What needs to be done:
List each line of the data that holds the word "name".

Provided records:
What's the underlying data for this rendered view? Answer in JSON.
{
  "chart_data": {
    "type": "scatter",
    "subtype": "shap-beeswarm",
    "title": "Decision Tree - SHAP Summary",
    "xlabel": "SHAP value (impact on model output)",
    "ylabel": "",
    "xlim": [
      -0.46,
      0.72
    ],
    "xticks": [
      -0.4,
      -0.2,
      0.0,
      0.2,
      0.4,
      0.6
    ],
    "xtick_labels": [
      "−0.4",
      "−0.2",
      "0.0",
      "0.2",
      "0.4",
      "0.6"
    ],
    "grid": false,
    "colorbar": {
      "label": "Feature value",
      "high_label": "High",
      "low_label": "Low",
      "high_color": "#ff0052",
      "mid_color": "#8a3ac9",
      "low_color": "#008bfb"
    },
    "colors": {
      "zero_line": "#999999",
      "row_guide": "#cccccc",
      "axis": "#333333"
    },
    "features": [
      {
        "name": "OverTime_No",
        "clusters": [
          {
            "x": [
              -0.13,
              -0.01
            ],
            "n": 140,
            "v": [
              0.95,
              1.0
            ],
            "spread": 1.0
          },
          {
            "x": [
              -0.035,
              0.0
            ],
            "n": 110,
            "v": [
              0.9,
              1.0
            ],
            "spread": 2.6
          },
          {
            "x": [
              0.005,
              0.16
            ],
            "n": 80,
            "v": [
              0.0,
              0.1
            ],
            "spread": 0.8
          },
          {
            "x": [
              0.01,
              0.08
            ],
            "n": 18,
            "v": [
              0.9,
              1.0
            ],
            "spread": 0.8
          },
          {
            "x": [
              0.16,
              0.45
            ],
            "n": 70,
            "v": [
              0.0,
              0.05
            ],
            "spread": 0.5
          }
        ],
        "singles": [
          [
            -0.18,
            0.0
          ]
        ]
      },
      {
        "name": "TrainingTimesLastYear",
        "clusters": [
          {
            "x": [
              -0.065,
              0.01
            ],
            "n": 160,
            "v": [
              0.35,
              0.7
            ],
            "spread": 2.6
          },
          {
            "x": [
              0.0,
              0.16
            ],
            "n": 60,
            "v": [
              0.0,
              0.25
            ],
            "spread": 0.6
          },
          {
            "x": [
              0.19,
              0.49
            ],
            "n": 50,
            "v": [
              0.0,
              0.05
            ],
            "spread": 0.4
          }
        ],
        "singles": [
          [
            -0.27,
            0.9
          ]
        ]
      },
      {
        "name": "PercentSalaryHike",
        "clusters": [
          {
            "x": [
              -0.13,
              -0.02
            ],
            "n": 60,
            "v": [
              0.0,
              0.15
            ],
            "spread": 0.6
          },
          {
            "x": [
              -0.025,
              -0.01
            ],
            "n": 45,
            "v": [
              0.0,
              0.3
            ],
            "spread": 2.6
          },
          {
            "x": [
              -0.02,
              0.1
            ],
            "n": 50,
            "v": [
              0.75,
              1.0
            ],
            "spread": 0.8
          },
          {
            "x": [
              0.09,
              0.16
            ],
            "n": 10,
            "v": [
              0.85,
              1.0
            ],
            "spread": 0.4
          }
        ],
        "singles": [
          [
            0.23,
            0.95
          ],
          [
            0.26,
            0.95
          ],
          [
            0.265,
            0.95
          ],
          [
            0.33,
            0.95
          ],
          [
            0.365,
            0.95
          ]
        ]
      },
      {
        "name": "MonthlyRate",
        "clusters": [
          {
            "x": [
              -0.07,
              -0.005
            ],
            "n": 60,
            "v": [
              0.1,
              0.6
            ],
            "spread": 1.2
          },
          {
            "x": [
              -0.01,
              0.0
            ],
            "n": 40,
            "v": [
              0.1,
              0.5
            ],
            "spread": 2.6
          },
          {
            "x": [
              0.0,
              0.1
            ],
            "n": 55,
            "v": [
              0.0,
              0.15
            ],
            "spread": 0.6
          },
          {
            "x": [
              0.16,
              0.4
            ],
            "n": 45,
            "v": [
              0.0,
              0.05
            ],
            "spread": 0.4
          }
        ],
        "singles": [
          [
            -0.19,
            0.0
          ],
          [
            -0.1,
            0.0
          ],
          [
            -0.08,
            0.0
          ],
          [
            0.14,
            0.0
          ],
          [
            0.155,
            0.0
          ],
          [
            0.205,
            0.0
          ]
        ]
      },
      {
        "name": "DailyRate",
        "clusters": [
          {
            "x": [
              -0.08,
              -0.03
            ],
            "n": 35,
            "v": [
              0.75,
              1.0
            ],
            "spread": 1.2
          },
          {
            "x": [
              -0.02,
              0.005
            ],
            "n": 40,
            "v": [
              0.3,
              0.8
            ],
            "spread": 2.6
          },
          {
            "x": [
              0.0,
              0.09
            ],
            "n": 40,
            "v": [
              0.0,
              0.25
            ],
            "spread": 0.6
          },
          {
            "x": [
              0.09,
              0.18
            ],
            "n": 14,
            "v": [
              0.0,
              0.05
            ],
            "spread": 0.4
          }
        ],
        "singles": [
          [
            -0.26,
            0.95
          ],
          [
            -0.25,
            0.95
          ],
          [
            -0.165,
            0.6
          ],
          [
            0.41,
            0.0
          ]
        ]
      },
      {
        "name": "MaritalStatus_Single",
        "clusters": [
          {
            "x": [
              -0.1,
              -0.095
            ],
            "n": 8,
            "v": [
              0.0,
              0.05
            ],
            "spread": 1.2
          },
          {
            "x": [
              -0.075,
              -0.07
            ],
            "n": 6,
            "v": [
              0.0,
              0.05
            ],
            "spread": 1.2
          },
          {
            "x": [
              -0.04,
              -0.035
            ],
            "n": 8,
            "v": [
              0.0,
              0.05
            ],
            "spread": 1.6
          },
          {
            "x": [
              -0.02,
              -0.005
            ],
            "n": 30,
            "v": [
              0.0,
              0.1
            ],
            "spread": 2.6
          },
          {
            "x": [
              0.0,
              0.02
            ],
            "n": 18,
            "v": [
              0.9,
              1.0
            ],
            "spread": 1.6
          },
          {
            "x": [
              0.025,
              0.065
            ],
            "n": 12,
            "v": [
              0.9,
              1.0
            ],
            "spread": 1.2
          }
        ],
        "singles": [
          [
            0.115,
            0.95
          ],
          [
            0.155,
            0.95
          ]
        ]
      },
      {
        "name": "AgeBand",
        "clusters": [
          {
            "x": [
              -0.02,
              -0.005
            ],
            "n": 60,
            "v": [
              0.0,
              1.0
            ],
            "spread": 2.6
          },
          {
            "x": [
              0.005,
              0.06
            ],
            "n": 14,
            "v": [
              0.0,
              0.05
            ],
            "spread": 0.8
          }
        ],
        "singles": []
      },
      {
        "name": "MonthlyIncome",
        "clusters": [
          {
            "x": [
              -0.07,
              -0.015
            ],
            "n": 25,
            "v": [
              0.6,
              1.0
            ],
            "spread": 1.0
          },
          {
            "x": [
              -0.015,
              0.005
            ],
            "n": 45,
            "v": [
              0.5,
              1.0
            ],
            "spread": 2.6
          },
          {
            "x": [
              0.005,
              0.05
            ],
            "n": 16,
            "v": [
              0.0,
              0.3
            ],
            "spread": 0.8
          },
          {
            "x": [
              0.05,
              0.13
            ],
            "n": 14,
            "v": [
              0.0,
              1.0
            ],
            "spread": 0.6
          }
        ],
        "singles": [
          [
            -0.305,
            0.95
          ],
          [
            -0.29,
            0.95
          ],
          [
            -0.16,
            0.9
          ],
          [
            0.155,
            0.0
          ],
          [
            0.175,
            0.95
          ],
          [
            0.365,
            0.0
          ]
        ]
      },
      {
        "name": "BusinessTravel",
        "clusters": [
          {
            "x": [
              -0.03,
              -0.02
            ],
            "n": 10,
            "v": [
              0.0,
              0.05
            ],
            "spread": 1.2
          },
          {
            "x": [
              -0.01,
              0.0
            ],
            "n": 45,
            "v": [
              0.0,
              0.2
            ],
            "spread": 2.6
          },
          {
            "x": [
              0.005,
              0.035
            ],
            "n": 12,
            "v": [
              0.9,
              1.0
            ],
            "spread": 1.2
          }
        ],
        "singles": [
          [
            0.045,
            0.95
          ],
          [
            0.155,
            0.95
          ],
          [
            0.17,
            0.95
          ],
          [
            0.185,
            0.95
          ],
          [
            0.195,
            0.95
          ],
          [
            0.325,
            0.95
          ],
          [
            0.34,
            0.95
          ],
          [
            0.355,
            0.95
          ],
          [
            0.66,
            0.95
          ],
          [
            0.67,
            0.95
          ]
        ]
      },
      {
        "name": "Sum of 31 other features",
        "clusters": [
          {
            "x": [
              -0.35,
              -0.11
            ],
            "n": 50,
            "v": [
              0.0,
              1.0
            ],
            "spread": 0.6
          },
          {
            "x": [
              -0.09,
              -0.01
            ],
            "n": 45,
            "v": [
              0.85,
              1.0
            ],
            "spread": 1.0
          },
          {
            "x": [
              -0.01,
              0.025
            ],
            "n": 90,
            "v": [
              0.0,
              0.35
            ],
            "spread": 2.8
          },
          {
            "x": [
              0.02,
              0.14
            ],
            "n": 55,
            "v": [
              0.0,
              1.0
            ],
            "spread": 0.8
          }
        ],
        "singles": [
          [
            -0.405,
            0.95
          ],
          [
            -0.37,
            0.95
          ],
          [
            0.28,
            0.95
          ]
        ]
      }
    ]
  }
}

Task answer:
        "name": "OverTime_No",
        "name": "TrainingTimesLastYear",
        "name": "PercentSalaryHike",
        "name": "MonthlyRate",
        "name": "DailyRate",
        "name": "MaritalStatus_Single",
        "name": "AgeBand",
        "name": "MonthlyIncome",
        "name": "BusinessTravel",
        "name": "Sum of 31 other features",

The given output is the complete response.